Objective:
Present the lines from the start of the records through the line containing "svg-text:M: M (467, 53, 471, 58)" as a Markdown table with a Row column for the row number and a Line column for the line, leaving out blank lines.

Dataset:
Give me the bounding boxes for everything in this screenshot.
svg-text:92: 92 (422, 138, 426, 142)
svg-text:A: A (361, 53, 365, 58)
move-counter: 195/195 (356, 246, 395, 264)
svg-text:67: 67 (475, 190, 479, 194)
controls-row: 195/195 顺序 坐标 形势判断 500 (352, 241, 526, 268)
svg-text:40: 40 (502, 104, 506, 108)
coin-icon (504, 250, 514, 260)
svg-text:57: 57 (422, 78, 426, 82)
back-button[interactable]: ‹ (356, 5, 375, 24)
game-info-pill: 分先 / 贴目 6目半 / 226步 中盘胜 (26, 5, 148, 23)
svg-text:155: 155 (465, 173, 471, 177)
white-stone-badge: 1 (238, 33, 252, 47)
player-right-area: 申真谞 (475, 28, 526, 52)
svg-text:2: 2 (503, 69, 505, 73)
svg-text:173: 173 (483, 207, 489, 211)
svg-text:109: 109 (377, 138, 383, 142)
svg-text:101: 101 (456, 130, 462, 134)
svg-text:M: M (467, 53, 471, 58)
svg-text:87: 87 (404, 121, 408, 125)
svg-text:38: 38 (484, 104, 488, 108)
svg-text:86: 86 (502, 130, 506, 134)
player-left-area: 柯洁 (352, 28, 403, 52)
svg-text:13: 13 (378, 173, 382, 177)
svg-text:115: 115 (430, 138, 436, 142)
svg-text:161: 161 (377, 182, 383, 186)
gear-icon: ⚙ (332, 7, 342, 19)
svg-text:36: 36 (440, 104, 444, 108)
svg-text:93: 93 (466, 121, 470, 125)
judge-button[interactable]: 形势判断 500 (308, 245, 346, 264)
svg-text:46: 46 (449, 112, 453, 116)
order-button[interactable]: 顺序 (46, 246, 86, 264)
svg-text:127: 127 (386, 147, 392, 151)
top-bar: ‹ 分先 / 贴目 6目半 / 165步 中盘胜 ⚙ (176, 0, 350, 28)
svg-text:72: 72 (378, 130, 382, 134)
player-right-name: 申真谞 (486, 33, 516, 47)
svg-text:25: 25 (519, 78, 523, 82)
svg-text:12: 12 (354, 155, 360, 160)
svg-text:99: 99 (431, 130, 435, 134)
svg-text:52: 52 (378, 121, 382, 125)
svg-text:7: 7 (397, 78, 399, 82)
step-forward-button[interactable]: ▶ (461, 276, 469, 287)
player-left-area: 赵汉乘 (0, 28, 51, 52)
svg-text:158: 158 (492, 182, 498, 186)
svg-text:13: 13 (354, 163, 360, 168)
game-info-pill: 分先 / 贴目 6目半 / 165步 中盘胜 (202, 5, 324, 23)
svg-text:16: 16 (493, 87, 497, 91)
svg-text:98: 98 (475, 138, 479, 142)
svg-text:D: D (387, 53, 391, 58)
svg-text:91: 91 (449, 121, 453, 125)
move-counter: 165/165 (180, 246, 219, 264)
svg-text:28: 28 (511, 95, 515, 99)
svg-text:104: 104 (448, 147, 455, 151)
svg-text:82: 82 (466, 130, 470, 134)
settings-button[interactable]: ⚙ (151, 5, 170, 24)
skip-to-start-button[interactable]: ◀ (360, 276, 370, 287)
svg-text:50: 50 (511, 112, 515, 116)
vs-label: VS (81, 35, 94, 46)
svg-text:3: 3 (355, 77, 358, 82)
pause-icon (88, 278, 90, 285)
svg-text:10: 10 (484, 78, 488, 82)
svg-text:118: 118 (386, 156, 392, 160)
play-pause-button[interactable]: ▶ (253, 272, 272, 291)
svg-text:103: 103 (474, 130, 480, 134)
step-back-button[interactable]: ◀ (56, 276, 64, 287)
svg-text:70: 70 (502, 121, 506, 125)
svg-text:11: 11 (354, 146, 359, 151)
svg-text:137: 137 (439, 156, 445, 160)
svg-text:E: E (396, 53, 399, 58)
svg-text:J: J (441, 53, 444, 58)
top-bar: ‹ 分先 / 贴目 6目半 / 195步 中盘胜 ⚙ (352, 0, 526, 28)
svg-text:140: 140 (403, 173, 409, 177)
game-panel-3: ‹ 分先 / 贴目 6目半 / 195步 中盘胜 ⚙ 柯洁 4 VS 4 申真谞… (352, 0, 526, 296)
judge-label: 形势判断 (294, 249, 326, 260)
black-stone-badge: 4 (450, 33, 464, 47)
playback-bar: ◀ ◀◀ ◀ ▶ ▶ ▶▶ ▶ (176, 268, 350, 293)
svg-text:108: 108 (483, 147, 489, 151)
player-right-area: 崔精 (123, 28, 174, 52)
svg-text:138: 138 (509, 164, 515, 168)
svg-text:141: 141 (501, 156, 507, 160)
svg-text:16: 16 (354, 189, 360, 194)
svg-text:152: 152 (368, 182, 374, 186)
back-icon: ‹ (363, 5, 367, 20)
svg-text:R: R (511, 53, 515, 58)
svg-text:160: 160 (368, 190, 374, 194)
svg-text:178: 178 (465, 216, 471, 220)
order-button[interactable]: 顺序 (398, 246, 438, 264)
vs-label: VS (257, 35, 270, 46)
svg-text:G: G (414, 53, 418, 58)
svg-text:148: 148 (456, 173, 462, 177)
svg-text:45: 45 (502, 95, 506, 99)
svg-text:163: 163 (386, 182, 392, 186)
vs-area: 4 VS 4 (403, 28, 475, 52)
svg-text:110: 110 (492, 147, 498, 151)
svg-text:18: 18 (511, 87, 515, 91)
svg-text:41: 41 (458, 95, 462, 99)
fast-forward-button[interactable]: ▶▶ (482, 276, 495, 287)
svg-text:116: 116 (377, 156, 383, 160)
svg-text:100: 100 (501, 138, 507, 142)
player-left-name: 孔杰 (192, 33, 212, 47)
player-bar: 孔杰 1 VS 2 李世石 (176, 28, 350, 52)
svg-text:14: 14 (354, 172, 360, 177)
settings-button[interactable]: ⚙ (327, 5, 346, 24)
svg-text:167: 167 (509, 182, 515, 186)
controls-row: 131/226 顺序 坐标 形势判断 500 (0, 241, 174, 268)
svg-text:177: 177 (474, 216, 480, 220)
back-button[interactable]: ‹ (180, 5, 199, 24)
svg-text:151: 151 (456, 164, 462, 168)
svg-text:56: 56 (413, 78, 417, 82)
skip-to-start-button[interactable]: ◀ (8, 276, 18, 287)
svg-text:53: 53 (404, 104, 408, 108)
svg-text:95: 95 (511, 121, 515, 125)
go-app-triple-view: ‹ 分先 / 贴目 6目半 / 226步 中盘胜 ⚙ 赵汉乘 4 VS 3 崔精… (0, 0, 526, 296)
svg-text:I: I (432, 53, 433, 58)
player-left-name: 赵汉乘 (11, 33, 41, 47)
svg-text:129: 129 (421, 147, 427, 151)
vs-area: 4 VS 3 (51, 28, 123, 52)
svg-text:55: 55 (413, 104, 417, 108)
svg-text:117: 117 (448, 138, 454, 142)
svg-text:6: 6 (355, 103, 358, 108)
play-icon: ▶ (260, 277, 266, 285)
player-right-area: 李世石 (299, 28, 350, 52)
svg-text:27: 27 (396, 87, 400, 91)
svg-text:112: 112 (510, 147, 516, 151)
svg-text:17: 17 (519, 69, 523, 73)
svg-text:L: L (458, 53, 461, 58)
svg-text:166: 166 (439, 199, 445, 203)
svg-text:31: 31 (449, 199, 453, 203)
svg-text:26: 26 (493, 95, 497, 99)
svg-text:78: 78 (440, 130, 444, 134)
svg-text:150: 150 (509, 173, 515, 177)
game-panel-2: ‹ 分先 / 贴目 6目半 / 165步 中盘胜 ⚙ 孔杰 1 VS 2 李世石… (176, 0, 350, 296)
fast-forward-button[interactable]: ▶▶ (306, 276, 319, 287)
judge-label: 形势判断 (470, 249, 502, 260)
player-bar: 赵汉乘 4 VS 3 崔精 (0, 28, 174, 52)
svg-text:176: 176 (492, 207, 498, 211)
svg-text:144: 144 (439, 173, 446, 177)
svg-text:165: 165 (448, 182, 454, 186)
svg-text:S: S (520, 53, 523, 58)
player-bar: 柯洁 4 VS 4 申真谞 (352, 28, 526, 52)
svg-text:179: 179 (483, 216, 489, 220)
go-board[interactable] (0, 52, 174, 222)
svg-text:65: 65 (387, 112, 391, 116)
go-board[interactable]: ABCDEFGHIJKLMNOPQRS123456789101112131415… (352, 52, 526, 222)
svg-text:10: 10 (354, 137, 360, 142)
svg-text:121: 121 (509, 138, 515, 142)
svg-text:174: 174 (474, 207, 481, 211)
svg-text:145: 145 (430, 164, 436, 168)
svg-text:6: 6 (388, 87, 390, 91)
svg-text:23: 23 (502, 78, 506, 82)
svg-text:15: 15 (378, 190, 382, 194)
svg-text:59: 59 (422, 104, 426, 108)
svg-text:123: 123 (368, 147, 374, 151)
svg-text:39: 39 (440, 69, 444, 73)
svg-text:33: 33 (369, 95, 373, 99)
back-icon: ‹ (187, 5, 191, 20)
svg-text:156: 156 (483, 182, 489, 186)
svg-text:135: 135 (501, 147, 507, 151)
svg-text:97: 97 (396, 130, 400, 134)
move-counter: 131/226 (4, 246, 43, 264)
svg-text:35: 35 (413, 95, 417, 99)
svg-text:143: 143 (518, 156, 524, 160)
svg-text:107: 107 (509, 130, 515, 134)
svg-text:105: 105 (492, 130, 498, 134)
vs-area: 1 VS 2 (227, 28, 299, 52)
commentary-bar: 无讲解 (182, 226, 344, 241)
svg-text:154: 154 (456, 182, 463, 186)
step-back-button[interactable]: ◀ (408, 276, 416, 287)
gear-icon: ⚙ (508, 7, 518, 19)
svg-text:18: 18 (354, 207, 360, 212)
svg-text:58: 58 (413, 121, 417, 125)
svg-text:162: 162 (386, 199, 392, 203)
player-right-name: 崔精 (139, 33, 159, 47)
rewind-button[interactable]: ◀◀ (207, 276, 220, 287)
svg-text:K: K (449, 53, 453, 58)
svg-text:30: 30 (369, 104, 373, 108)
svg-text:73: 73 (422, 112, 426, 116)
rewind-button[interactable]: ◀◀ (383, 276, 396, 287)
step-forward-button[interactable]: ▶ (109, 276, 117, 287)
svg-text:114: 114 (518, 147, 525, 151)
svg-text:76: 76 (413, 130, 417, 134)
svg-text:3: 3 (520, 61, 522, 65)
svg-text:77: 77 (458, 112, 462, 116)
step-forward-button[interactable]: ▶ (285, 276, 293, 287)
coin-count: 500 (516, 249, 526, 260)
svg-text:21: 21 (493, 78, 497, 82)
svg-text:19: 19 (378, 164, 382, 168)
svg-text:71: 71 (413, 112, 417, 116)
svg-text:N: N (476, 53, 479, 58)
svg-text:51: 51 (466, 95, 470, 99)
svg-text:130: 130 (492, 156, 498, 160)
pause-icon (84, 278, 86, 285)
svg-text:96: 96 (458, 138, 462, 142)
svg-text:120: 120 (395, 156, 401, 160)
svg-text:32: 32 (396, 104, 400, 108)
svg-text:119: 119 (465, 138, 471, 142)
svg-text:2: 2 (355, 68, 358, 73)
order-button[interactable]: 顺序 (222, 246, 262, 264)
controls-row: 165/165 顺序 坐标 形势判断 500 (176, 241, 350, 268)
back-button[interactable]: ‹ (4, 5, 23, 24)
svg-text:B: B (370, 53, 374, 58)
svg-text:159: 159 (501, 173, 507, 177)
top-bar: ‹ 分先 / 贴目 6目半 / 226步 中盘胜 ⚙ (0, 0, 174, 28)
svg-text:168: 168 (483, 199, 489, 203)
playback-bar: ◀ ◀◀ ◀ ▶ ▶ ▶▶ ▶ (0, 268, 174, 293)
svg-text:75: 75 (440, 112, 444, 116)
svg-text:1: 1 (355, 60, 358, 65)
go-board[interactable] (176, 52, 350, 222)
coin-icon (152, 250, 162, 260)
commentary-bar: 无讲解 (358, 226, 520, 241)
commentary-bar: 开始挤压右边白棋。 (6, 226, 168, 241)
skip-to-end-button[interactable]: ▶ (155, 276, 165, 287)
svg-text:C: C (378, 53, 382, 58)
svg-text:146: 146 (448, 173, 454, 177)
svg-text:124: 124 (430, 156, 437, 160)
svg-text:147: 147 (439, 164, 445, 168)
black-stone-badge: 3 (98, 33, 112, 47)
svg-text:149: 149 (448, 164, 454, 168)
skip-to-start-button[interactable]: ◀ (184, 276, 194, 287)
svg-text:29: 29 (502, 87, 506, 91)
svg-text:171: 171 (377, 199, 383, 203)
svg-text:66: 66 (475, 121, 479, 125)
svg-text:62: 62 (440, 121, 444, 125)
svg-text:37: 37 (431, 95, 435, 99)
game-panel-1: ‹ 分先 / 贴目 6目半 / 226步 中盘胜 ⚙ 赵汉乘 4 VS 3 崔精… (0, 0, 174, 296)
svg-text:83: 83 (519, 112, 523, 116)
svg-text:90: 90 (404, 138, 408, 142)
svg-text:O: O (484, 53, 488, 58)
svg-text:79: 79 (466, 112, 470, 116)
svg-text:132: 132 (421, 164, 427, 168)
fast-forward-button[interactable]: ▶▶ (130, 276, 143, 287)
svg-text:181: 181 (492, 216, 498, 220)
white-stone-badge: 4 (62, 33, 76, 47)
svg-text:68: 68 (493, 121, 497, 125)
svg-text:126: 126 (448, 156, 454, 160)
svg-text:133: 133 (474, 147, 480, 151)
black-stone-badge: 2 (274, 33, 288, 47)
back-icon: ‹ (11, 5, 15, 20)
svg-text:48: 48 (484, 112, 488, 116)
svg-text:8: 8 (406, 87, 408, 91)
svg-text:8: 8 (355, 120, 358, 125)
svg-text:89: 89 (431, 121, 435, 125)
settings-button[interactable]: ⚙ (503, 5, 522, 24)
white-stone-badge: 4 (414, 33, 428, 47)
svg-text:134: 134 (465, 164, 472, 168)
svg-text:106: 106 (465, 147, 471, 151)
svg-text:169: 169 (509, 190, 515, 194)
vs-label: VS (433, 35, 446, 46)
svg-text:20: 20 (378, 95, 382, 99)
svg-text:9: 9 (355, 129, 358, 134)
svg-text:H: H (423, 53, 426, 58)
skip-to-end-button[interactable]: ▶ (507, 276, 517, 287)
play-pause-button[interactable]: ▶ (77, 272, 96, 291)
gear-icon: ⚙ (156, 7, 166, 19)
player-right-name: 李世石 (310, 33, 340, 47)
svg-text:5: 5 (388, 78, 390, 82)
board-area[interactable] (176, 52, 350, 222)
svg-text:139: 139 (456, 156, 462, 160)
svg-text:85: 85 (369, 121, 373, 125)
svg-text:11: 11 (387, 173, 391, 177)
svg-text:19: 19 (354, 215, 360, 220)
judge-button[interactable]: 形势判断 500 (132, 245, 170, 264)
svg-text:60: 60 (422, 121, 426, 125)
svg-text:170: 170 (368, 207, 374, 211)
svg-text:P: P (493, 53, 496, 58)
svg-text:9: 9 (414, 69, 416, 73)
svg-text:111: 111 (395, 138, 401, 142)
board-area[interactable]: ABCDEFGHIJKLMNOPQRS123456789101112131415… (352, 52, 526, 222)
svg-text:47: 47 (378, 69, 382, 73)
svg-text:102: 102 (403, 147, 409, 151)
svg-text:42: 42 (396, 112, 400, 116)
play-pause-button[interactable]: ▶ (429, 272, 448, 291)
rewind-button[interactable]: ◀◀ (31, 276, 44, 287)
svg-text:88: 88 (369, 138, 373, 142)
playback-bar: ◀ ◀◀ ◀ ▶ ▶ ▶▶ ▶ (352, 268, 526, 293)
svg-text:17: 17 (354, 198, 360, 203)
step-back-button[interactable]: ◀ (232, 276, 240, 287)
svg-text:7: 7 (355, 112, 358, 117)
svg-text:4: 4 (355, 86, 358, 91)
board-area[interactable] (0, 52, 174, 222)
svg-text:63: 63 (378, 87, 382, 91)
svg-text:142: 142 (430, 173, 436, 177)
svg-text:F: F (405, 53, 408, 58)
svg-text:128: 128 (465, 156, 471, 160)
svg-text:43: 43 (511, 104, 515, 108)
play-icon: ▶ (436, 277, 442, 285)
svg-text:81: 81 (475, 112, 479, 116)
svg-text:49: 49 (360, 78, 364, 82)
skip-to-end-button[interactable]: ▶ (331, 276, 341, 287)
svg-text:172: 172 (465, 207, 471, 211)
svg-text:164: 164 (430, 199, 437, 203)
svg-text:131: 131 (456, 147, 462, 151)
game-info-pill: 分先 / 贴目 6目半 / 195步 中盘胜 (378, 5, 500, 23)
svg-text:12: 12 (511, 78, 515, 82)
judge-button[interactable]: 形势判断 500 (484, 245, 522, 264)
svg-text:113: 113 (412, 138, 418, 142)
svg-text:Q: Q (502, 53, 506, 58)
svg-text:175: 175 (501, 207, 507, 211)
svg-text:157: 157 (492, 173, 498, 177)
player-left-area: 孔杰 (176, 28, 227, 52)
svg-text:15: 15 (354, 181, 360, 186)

Task response:
| Row | Line |
|---|---|
| 1 | Give me the bounding boxes for everything in this screenshot. |
| 2 | svg-text:92: 92 (422, 138, 426, 142) |
| 3 | svg-text:A: A (361, 53, 365, 58) |
| 4 | move-counter: 195/195 (356, 246, 395, 264) |
| 5 | svg-text:67: 67 (475, 190, 479, 194) |
| 6 | controls-row: 195/195 顺序 坐标 形势判断 500 (352, 241, 526, 268) |
| 7 | svg-text:40: 40 (502, 104, 506, 108) |
| 8 | coin-icon (504, 250, 514, 260) |
| 9 | svg-text:57: 57 (422, 78, 426, 82) |
| 10 | back-button[interactable]: ‹ (356, 5, 375, 24) |
| 11 | game-info-pill: 分先 / 贴目 6目半 / 226步 中盘胜 (26, 5, 148, 23) |
| 12 | svg-text:155: 155 (465, 173, 471, 177) |
| 13 | white-stone-badge: 1 (238, 33, 252, 47) |
| 14 | player-right-area: 申真谞 (475, 28, 526, 52) |
| 15 | svg-text:2: 2 (503, 69, 505, 73) |
| 16 | svg-text:173: 173 (483, 207, 489, 211) |
| 17 | svg-text:109: 109 (377, 138, 383, 142) |
| 18 | svg-text:101: 101 (456, 130, 462, 134) |
| 19 | svg-text:M: M (467, 53, 471, 58) |